Copy every line of the entries that includes the word "ylabel".

* * *

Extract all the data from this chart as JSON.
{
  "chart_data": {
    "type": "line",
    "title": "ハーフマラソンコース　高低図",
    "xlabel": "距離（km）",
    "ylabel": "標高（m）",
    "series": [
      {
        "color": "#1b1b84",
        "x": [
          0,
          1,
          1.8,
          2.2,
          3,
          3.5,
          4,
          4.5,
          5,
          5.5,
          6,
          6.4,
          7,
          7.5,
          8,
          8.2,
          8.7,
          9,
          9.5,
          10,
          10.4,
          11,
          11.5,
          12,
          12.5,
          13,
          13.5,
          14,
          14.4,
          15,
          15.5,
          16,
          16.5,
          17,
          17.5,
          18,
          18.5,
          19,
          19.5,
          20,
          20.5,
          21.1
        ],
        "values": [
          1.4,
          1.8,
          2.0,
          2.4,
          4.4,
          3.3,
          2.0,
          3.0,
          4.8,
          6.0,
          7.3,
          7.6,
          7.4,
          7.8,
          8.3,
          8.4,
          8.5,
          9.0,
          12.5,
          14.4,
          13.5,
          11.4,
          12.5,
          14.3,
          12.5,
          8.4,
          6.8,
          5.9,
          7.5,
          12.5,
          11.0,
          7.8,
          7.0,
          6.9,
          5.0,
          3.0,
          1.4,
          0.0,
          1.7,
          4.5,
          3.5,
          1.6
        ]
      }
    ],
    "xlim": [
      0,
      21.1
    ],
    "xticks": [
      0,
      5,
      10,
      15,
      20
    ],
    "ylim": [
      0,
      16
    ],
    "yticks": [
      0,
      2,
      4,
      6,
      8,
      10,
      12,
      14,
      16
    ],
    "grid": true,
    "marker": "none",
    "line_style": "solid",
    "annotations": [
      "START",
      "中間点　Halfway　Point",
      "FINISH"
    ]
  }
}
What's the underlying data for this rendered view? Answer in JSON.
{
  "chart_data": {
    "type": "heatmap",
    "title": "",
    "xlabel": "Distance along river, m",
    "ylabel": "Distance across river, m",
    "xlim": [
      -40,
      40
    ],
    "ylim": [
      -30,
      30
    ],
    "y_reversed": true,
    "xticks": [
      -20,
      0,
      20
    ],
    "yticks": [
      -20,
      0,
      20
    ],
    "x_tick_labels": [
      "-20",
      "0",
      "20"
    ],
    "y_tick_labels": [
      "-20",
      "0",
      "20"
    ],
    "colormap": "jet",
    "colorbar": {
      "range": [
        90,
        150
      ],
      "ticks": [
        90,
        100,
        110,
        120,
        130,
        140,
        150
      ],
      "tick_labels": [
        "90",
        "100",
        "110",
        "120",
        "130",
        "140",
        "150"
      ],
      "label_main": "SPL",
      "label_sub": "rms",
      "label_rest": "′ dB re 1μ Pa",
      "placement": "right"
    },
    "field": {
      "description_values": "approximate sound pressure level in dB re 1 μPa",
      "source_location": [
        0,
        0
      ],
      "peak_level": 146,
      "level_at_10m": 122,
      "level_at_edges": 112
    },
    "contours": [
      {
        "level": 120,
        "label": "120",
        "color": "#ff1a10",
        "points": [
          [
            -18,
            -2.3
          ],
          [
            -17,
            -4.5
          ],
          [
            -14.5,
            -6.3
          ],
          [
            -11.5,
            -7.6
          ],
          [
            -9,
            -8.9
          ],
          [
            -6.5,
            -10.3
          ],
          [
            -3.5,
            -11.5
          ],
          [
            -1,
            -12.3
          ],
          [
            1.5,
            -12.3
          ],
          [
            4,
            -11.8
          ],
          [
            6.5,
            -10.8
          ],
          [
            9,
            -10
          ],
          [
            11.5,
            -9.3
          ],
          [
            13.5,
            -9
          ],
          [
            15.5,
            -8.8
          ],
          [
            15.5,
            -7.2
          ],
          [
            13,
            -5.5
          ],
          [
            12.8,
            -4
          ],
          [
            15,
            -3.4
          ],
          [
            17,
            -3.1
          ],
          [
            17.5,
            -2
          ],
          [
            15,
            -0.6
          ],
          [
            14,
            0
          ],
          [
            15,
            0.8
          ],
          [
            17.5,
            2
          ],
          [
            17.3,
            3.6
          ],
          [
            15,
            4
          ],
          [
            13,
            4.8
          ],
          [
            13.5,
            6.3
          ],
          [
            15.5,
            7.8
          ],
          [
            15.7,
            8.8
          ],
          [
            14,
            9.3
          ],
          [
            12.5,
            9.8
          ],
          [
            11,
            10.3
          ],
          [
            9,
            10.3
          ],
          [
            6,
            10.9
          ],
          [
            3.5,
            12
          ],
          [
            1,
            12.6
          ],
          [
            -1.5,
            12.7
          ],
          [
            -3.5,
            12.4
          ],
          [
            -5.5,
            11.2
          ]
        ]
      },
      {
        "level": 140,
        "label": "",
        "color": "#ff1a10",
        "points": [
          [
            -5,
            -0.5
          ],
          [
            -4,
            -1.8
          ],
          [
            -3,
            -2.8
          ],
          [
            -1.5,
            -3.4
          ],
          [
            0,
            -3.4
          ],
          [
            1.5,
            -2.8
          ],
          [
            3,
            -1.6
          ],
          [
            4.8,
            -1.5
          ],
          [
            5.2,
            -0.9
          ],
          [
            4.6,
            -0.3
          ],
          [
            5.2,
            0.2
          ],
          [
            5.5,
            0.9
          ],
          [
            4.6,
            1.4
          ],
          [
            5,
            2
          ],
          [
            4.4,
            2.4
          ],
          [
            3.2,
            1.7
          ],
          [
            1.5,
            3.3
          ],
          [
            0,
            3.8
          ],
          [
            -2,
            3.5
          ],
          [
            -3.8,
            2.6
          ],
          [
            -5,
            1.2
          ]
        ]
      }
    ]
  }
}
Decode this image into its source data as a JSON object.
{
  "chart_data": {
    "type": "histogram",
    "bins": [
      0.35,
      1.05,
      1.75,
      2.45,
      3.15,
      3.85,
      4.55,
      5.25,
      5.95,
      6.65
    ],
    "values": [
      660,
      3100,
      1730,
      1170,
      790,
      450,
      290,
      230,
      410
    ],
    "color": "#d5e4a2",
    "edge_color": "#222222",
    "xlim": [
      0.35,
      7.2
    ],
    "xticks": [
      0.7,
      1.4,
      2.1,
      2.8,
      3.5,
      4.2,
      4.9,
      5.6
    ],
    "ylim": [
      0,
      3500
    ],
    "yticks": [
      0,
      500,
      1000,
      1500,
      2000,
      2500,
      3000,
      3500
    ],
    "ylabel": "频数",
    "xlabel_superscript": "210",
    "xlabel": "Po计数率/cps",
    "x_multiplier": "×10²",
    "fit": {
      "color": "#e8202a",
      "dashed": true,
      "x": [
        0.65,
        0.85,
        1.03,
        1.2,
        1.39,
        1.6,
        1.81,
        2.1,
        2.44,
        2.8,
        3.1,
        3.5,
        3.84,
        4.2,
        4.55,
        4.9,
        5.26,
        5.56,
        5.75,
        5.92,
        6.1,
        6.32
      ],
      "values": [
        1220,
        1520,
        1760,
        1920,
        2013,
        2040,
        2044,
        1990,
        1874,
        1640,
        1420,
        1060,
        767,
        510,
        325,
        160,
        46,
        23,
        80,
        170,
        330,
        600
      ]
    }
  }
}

* * *

Task response:
    "ylabel": "標高（m）",
    "ylabel": "Distance across river, m",
    "ylabel": "频数",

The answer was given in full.